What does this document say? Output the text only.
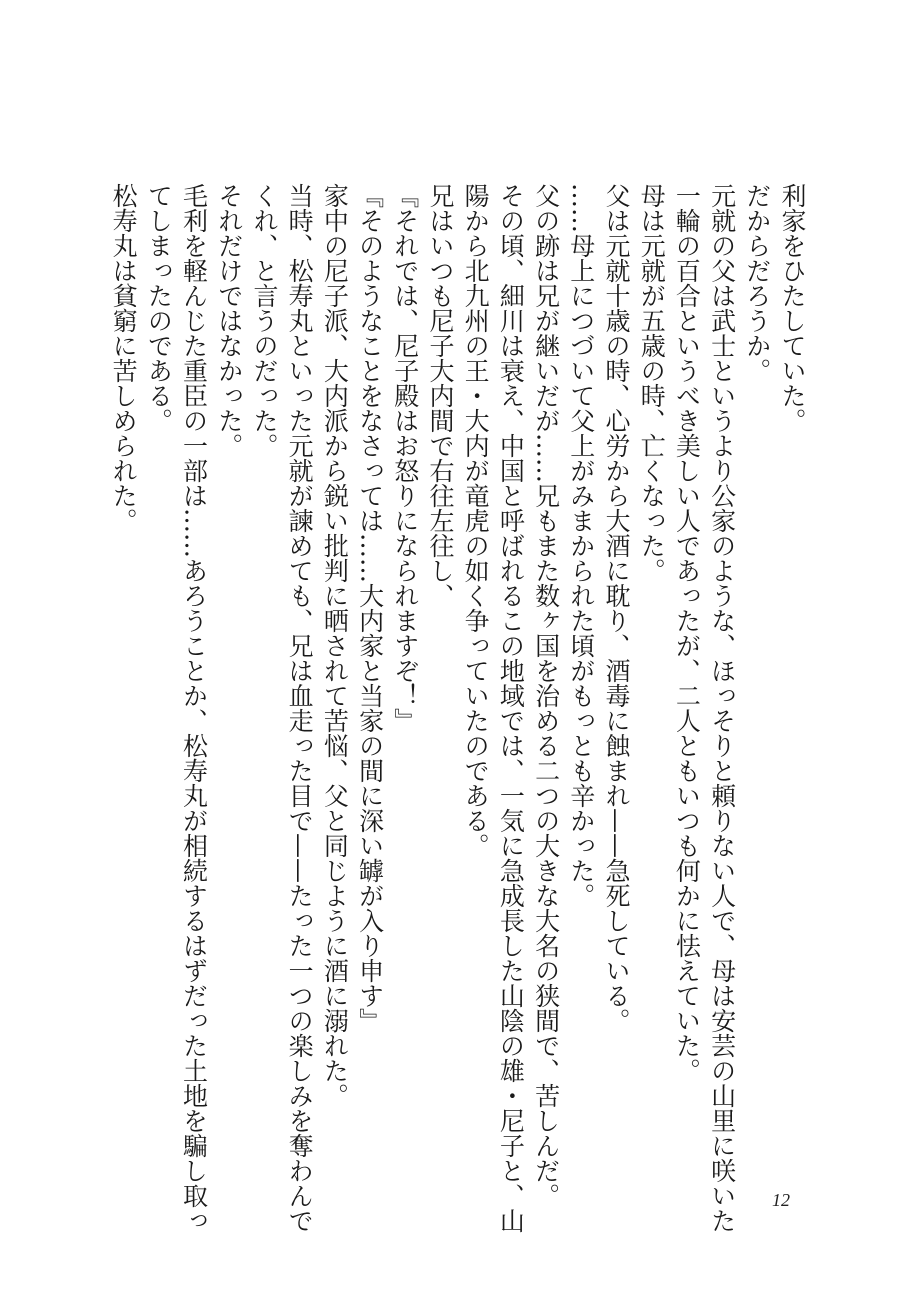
利家をひたしていた。

だからだろうか。

元就の父は武士というより公家のような、ほっそりと頼りない人で、母は安芸の山里に咲いた

一輪の百合というべき美しい人であったが、二人ともいつも何かに怯えていた。

母は元就が五歳の時、亡くなった。

父は元就十歳の時、心労から大酒に耽り、酒毒に蝕まれ——急死している。

……母上につづいて父上がみまかられた頃がもっとも辛かった。

父の跡は兄が継いだが……兄もまた数ヶ国を治める二つの大きな大名の狭間で、苦しんだ。

その頃、細川は衰え、中国と呼ばれるこの地域では、一気に急成長した山陰の雄・尼子と、山

陽から北九州の王・大内が竜虎の如く争っていたのである。

兄はいつも尼子大内間で右往左往し、

『それでは、尼子殿はお怒りになられますぞ！』

『そのようなことをなさっては……大内家と当家の間に深い罅が入り申す』

家中の尼子派、大内派から鋭い批判に晒されて苦悩、父と同じように酒に溺れた。

当時、松寿丸といった元就が諫めても、兄は血走った目で——たった一つの楽しみを奪わんで

くれ、と言うのだった。

それだけではなかった。

毛利を軽んじた重臣の一部は……あろうことか、松寿丸が相続するはずだった土地を騙し取っ

てしまったのである。

松寿丸は貧窮に苦しめられた。

12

◆ **DIRECTIONS FOR THIS TASK**
Exclude the pictures and transcribe all of the entries exactly.

◆ **OUTPUT OF THE EXERCISE**
What does this document say? Output the text only.
利家をひたしていた。

だからだろうか。

元就の父は武士というより公家のような、ほっそりと頼りない人で、母は安芸の山里に咲いた

一輪の百合というべき美しい人であったが、二人ともいつも何かに怯えていた。

母は元就が五歳の時、亡くなった。

父は元就十歳の時、心労から大酒に耽り、酒毒に蝕まれ——急死している。

……母上につづいて父上がみまかられた頃がもっとも辛かった。

父の跡は兄が継いだが……兄もまた数ヶ国を治める二つの大きな大名の狭間で、苦しんだ。

その頃、細川は衰え、中国と呼ばれるこの地域では、一気に急成長した山陰の雄・尼子と、山

陽から北九州の王・大内が竜虎の如く争っていたのである。

兄はいつも尼子大内間で右往左往し、

『それでは、尼子殿はお怒りになられますぞ！』

『そのようなことをなさっては……大内家と当家の間に深い罅が入り申す』

家中の尼子派、大内派から鋭い批判に晒されて苦悩、父と同じように酒に溺れた。

当時、松寿丸といった元就が諫めても、兄は血走った目で——たった一つの楽しみを奪わんで

くれ、と言うのだった。

それだけではなかった。

毛利を軽んじた重臣の一部は……あろうことか、松寿丸が相続するはずだった土地を騙し取っ

てしまったのである。

松寿丸は貧窮に苦しめられた。

12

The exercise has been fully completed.